- **TASK TO CARRY OUT**
Your task is to copy each line that has the word "content".

- **MATERIAL**

========

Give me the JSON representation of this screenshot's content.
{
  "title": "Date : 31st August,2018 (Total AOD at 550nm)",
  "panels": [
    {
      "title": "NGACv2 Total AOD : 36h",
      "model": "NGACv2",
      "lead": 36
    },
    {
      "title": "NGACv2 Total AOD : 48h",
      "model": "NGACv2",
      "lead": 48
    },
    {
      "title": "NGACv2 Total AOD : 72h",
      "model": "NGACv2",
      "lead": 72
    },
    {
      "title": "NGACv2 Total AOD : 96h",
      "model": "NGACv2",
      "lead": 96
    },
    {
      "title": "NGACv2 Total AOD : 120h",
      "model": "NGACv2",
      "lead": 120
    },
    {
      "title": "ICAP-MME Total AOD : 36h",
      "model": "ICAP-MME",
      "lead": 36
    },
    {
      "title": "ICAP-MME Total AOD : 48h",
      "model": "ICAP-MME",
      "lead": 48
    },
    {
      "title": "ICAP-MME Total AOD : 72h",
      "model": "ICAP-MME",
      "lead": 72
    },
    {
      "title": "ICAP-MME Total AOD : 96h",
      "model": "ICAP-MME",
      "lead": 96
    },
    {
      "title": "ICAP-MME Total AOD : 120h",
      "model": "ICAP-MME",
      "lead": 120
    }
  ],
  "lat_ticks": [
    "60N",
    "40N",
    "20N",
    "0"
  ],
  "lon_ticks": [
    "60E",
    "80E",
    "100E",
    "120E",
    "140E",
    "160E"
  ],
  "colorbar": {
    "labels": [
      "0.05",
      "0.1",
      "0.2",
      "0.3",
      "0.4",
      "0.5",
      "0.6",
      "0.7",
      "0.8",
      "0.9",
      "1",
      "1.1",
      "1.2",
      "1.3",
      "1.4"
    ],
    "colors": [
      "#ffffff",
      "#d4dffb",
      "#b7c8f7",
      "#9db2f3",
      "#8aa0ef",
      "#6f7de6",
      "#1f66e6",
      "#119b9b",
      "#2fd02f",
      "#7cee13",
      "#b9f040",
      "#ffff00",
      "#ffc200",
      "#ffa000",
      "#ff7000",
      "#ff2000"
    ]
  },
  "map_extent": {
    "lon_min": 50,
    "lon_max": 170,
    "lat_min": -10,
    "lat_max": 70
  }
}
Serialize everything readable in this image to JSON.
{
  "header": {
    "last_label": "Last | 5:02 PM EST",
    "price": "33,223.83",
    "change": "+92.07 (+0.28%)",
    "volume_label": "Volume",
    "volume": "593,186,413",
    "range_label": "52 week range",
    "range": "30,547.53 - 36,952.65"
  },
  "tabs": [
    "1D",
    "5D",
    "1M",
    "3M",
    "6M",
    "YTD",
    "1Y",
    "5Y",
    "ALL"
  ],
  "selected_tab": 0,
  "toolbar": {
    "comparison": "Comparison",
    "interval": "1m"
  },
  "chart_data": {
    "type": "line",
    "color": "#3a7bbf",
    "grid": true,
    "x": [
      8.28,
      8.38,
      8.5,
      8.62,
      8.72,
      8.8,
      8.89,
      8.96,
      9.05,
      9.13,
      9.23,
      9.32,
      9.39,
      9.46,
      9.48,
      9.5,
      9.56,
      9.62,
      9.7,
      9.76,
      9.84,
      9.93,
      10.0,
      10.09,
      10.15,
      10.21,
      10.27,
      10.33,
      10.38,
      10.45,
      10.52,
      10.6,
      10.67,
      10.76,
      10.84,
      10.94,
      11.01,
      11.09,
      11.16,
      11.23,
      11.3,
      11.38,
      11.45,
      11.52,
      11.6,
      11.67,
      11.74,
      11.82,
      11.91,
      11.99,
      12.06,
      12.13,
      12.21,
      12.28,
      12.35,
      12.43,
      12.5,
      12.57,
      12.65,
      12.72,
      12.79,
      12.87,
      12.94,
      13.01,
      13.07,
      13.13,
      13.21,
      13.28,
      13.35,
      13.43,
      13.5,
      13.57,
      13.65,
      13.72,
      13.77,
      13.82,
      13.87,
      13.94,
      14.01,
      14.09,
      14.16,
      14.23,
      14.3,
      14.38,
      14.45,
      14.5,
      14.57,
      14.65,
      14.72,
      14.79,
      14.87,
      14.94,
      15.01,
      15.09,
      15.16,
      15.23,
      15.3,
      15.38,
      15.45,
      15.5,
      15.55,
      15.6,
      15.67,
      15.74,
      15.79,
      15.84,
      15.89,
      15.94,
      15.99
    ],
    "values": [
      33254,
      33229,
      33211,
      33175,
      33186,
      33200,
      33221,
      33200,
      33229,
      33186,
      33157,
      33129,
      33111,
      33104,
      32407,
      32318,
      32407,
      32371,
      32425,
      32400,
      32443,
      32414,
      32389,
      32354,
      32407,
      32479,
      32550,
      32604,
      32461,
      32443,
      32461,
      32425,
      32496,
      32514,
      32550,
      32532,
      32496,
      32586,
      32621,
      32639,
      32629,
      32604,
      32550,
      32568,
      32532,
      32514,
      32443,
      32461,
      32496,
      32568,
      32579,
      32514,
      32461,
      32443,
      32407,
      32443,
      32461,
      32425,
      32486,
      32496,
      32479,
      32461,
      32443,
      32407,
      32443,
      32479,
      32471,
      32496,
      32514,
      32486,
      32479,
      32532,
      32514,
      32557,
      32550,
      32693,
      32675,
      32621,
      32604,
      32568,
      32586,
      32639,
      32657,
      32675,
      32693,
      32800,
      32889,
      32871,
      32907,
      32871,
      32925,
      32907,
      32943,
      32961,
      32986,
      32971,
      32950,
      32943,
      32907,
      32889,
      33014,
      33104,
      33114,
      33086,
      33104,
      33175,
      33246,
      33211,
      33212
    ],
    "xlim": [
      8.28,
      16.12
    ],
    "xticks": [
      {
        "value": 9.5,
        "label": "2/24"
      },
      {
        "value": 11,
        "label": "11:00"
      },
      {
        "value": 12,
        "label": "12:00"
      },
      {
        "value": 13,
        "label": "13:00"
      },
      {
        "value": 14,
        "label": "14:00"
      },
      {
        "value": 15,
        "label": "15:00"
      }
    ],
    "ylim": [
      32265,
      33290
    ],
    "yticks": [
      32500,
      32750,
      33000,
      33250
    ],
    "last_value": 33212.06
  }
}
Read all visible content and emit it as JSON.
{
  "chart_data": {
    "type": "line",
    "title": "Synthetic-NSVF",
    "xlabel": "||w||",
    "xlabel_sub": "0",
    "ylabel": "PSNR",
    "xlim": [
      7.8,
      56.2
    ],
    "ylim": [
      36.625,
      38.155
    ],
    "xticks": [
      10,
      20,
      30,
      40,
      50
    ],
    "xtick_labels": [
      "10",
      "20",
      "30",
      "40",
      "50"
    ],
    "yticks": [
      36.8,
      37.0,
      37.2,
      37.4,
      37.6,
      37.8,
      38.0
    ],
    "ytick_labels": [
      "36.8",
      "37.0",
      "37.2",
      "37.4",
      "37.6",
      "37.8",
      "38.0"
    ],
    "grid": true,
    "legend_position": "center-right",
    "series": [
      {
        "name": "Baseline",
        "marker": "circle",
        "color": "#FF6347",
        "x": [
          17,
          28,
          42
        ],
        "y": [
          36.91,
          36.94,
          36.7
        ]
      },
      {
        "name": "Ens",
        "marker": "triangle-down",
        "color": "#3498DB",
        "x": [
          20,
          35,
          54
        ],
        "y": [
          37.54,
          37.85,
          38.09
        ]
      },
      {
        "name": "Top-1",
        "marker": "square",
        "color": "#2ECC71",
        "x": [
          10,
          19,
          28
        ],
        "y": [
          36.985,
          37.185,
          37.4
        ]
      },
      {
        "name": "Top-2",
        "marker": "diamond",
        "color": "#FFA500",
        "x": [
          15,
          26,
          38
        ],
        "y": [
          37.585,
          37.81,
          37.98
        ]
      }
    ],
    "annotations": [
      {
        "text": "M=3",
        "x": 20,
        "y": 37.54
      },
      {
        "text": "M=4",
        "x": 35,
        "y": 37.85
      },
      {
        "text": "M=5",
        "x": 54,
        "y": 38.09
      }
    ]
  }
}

========

- **CORRECT ANSWER**
Give me the JSON representation of this screenshot's content.
Read all visible content and emit it as JSON.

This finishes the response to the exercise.